(Task details):
Work out how many lines contain "Otavalo". Reply with the count alone.

-------- Records for processing

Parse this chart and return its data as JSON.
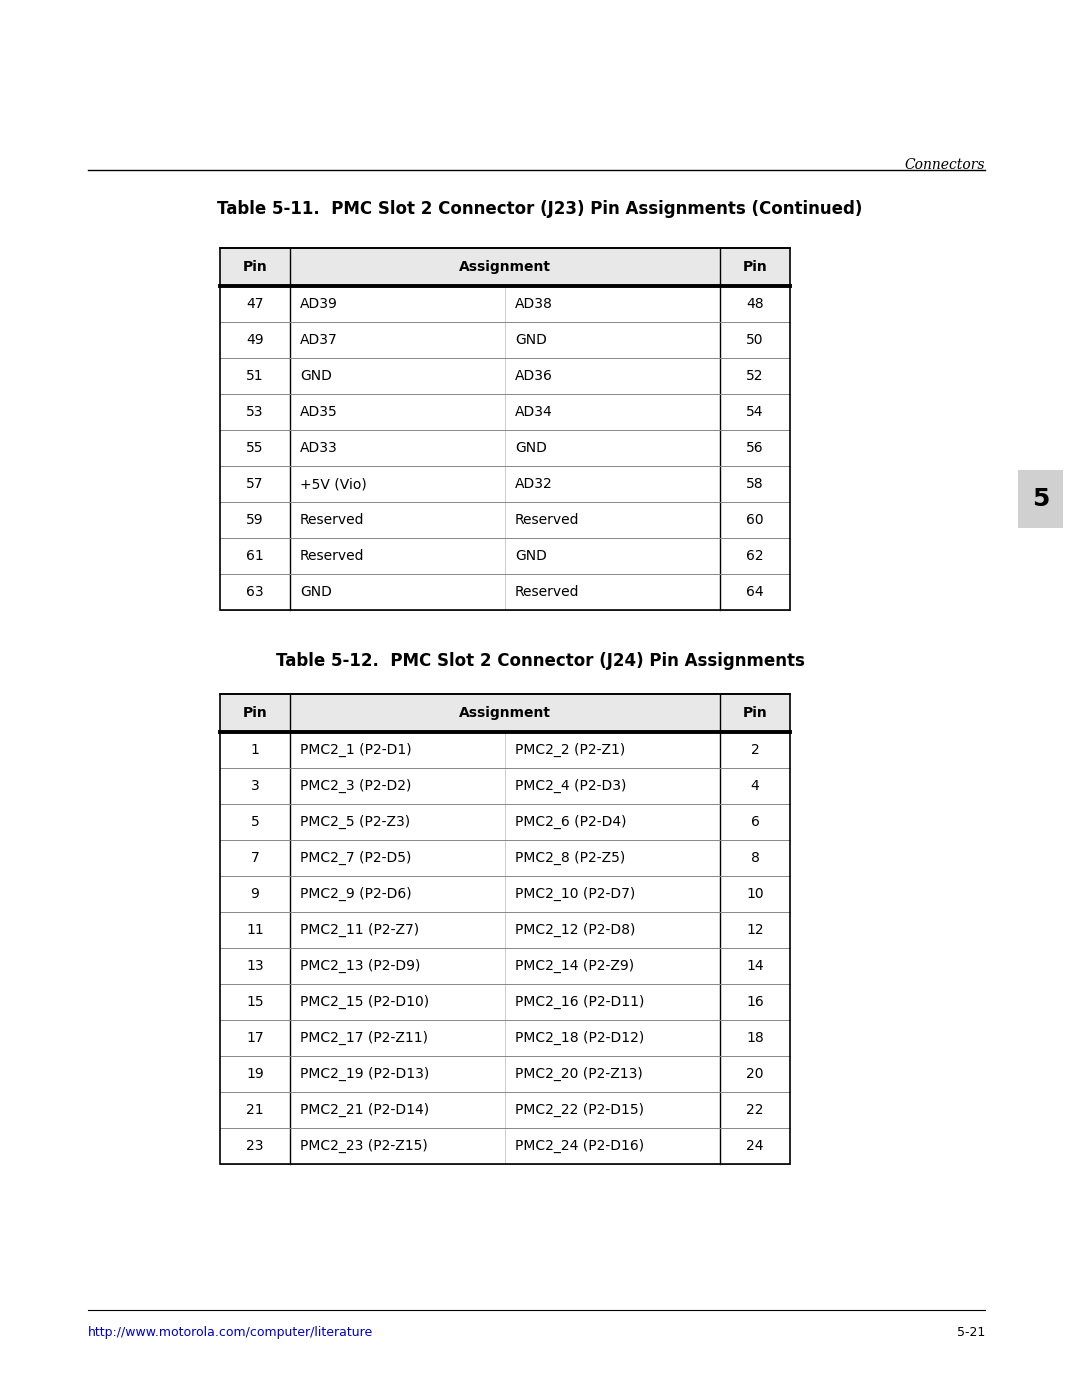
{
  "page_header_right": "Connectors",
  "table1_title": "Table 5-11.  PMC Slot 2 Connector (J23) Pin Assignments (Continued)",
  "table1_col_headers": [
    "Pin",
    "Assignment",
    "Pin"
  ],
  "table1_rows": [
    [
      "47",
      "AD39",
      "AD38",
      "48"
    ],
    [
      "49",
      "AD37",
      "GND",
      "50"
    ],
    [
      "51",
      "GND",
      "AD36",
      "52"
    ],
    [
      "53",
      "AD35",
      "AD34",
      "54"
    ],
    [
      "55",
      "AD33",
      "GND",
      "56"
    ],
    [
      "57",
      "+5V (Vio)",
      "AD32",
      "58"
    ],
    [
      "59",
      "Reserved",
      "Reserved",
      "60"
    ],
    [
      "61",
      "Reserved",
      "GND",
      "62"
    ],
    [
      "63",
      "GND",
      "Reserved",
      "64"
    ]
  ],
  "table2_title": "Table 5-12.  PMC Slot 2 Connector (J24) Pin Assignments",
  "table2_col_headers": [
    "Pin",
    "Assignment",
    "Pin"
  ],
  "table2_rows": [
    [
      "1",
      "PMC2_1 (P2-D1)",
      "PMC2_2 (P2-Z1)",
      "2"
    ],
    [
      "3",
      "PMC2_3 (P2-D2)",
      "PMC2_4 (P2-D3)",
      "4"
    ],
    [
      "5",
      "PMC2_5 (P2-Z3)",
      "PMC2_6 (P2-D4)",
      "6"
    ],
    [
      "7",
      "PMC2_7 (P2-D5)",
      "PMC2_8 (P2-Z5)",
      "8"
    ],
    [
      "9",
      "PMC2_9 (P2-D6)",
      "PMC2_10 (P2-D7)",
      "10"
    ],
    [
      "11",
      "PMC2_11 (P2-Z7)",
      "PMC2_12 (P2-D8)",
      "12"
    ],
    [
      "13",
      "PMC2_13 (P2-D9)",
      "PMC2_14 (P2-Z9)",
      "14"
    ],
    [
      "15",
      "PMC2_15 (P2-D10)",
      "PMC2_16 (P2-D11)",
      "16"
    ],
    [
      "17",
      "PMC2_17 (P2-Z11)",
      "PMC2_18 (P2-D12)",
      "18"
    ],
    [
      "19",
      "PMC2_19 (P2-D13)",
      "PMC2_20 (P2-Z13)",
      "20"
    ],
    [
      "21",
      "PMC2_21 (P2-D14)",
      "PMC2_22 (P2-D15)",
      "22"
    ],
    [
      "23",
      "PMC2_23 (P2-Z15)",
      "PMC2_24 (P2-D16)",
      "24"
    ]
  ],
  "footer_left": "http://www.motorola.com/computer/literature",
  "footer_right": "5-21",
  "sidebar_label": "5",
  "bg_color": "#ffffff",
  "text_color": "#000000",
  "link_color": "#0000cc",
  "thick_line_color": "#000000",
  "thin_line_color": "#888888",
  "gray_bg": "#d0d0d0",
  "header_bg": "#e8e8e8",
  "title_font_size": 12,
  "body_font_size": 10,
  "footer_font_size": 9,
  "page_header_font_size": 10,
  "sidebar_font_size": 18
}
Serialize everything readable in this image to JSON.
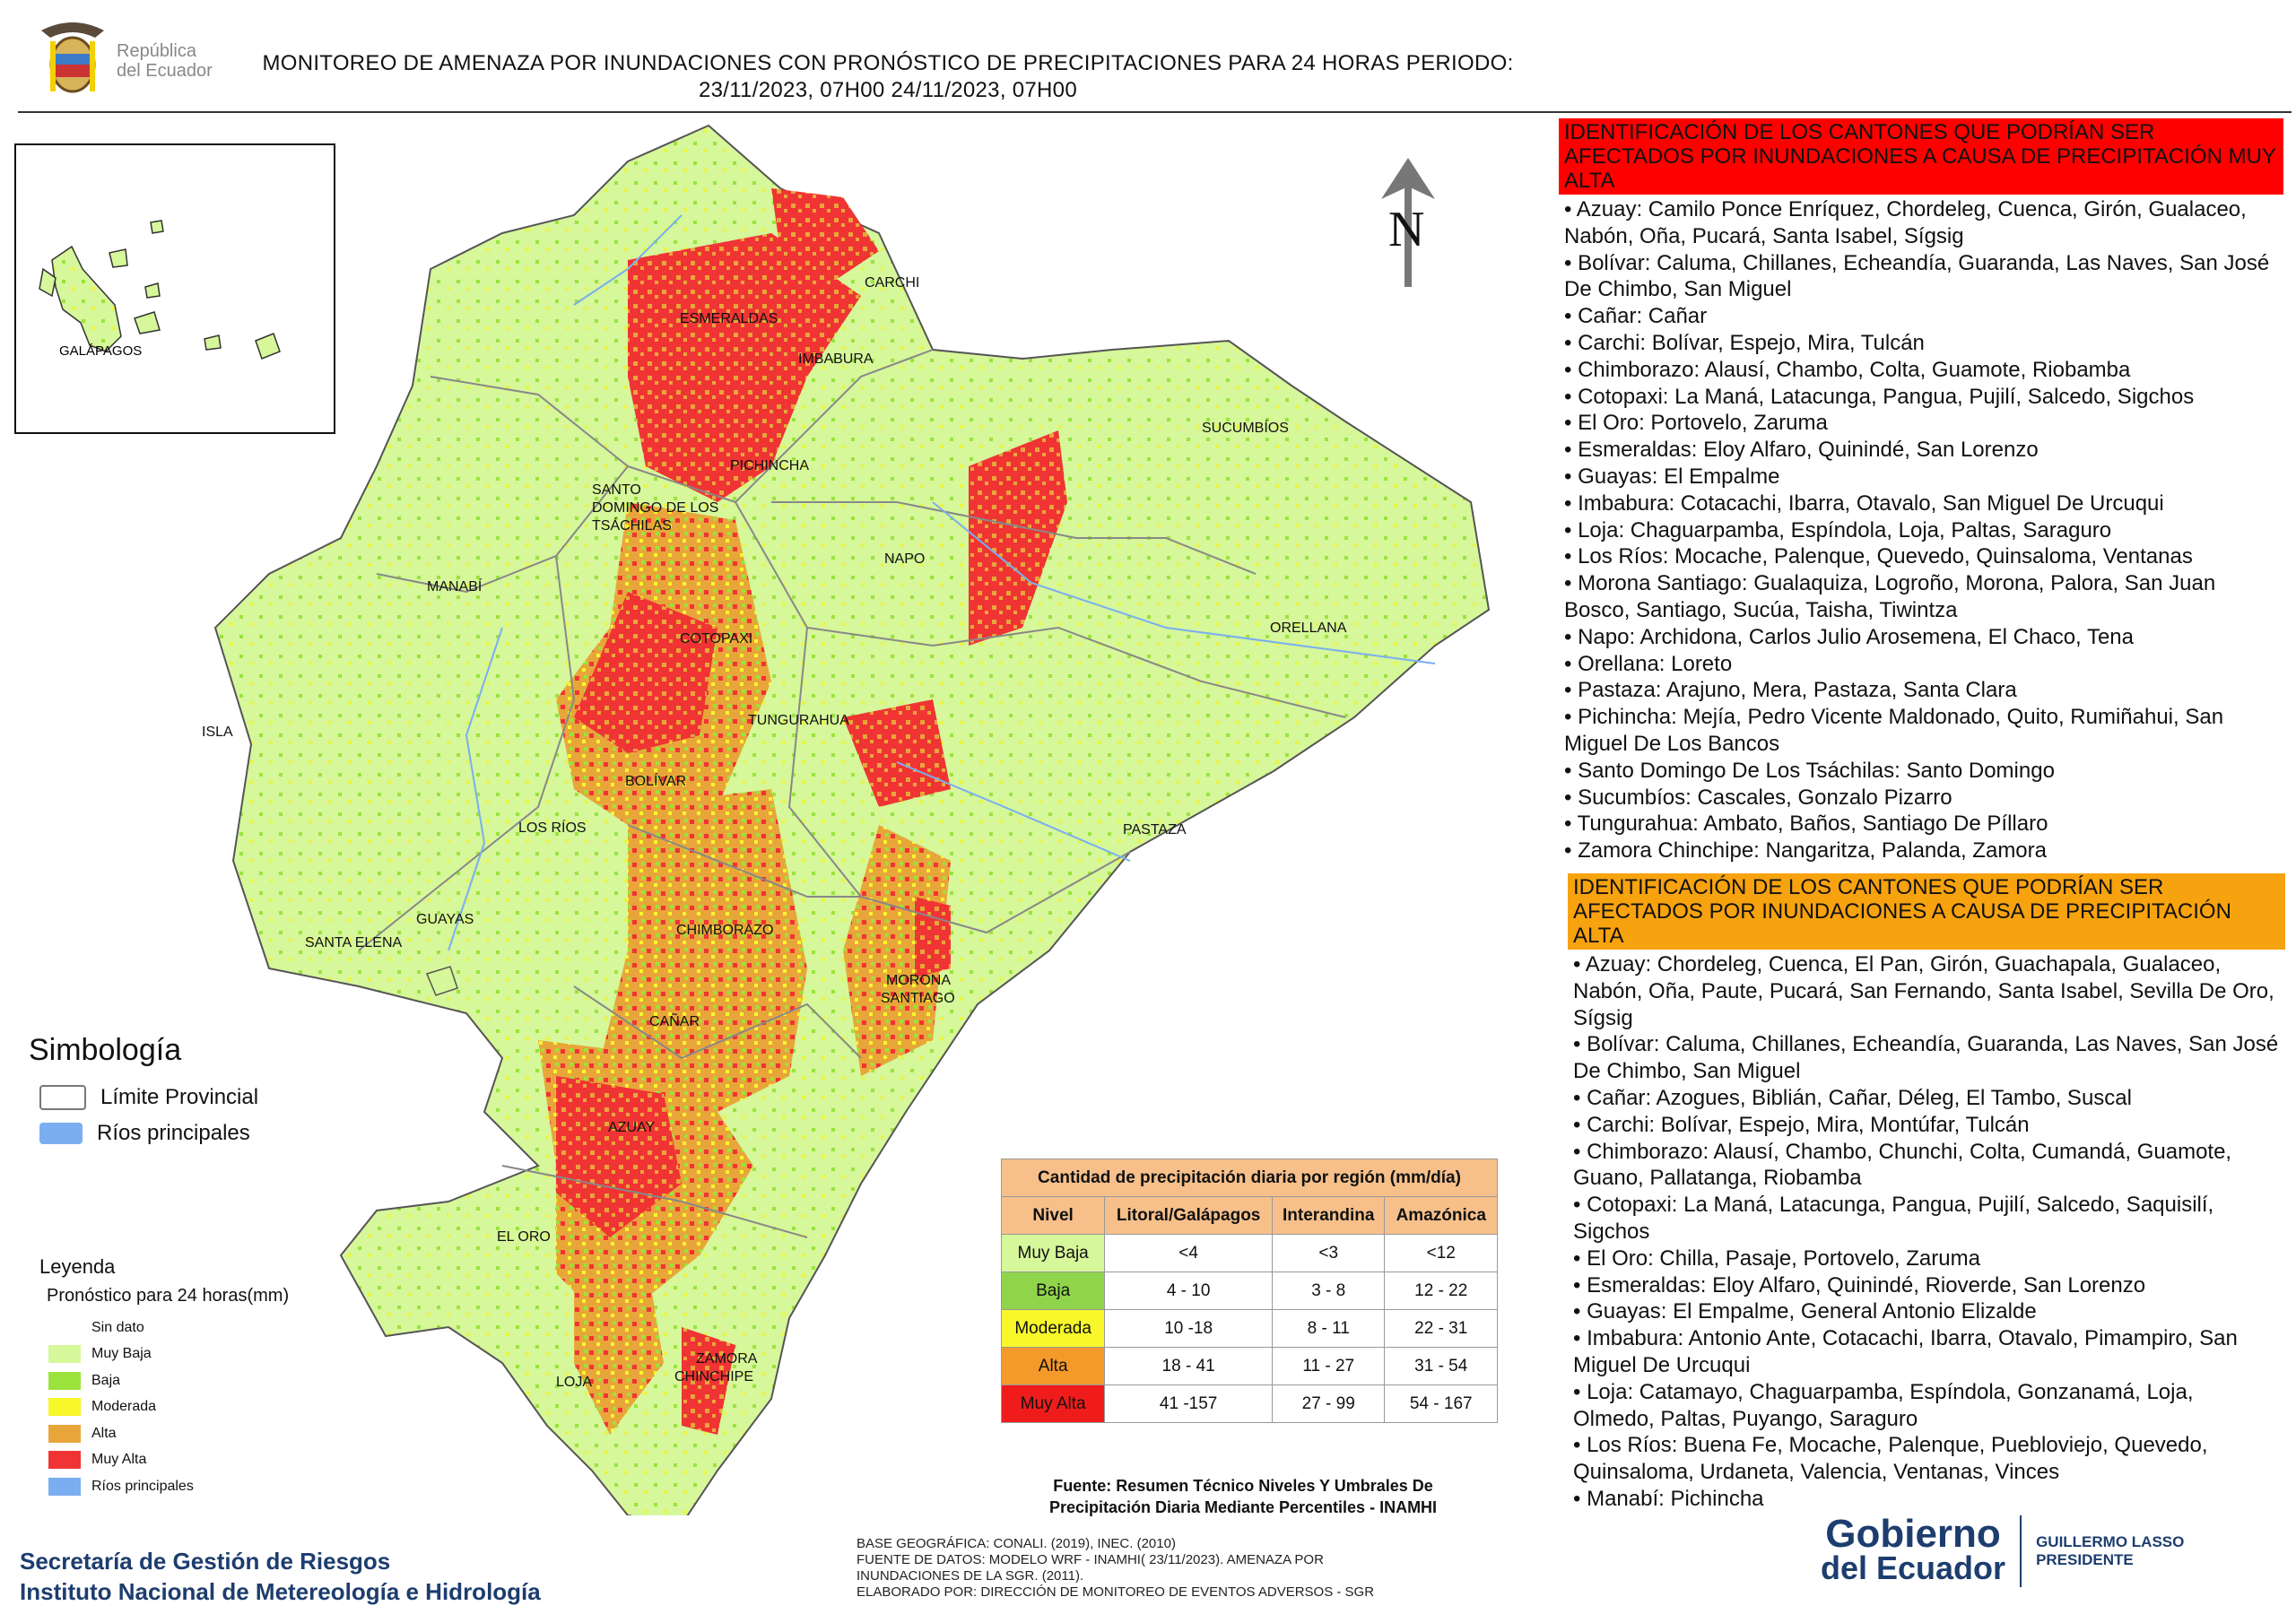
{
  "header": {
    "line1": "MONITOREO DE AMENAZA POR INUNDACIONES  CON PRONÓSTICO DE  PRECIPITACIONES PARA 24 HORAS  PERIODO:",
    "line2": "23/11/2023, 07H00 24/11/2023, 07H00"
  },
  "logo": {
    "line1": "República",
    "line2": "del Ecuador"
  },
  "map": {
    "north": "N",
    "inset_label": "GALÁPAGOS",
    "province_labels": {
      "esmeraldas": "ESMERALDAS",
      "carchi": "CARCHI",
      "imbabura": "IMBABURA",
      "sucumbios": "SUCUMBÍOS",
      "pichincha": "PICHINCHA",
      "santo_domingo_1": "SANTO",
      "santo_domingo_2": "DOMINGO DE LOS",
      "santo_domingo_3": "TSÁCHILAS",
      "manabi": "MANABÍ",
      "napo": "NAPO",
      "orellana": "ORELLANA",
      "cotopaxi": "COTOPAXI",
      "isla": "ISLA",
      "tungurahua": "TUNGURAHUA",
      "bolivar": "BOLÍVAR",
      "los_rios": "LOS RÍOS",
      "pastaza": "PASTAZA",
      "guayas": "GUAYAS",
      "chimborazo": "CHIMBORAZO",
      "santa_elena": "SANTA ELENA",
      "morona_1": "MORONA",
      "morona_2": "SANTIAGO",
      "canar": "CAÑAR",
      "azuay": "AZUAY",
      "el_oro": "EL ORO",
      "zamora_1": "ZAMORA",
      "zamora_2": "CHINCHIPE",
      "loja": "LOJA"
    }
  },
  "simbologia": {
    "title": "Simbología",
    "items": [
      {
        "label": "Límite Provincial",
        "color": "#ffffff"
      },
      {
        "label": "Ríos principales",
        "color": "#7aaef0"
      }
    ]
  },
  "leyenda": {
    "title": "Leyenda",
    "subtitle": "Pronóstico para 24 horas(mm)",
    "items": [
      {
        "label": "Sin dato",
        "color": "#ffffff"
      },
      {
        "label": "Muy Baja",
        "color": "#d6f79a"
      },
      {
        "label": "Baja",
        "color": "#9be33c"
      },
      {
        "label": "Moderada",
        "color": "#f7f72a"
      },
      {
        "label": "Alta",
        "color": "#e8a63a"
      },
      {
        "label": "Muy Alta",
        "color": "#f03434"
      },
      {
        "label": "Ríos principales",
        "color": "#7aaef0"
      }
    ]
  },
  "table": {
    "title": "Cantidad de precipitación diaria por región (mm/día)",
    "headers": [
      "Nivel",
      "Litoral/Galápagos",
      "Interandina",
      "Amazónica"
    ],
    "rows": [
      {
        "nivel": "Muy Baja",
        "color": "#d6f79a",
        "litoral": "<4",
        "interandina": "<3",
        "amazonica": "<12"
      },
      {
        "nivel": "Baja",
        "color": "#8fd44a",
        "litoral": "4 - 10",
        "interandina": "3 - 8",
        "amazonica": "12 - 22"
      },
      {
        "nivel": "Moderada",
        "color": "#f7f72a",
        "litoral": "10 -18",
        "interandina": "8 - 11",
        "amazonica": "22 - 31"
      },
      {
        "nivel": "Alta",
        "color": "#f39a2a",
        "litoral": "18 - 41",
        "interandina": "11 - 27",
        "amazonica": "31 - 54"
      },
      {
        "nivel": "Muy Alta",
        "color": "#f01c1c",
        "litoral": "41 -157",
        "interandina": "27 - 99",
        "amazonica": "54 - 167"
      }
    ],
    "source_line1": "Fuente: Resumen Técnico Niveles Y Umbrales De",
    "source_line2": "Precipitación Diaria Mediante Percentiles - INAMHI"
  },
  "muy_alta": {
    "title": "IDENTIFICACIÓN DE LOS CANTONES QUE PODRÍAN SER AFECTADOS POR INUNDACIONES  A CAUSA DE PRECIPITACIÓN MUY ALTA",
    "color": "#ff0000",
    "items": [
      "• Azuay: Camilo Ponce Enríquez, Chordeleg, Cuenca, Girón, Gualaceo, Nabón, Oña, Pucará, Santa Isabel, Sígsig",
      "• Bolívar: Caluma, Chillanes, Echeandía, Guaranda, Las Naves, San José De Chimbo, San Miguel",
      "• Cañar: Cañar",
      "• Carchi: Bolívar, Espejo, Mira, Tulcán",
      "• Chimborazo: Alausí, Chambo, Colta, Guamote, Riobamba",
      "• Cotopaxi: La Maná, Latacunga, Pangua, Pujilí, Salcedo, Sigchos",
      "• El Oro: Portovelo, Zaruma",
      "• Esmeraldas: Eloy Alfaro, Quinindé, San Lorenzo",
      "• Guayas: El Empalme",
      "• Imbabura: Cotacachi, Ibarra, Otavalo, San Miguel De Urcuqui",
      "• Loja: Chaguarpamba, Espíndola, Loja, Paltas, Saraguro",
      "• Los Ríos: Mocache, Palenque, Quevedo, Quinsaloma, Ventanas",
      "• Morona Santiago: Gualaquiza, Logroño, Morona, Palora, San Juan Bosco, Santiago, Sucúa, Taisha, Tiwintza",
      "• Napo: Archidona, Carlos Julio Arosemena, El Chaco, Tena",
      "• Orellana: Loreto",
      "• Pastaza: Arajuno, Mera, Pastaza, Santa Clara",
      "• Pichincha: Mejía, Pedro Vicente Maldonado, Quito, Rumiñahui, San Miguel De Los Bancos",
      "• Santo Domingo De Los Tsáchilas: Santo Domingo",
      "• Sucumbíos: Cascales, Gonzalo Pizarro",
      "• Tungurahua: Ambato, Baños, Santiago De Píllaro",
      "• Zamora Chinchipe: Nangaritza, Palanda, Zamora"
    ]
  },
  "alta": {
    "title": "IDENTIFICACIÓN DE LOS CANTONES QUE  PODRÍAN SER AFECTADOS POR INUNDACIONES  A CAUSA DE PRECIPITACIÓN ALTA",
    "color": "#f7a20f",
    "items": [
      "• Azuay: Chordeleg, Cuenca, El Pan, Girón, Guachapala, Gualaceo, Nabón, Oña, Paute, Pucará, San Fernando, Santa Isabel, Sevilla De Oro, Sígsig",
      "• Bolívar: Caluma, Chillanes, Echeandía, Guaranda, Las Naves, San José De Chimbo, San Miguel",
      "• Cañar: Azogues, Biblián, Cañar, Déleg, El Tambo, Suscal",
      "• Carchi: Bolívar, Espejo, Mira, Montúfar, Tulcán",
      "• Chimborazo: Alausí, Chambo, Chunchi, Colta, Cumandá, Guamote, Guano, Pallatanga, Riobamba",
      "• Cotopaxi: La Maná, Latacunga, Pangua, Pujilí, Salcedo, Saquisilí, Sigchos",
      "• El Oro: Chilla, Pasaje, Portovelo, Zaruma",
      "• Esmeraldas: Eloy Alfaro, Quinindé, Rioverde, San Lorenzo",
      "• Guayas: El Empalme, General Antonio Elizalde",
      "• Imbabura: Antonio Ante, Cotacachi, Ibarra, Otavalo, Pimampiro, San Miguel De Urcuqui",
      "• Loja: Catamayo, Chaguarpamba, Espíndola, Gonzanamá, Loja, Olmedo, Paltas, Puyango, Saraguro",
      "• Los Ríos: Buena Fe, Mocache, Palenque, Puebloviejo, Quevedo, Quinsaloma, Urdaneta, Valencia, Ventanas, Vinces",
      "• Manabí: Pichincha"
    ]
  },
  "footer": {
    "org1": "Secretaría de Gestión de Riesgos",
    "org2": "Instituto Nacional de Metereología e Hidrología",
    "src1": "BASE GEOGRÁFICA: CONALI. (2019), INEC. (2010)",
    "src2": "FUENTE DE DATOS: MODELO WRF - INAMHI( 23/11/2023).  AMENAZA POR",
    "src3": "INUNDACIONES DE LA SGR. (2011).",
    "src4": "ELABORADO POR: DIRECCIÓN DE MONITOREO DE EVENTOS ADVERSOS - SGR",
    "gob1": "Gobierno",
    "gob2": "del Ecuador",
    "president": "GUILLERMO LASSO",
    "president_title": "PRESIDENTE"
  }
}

----------------

(Worked answer):
2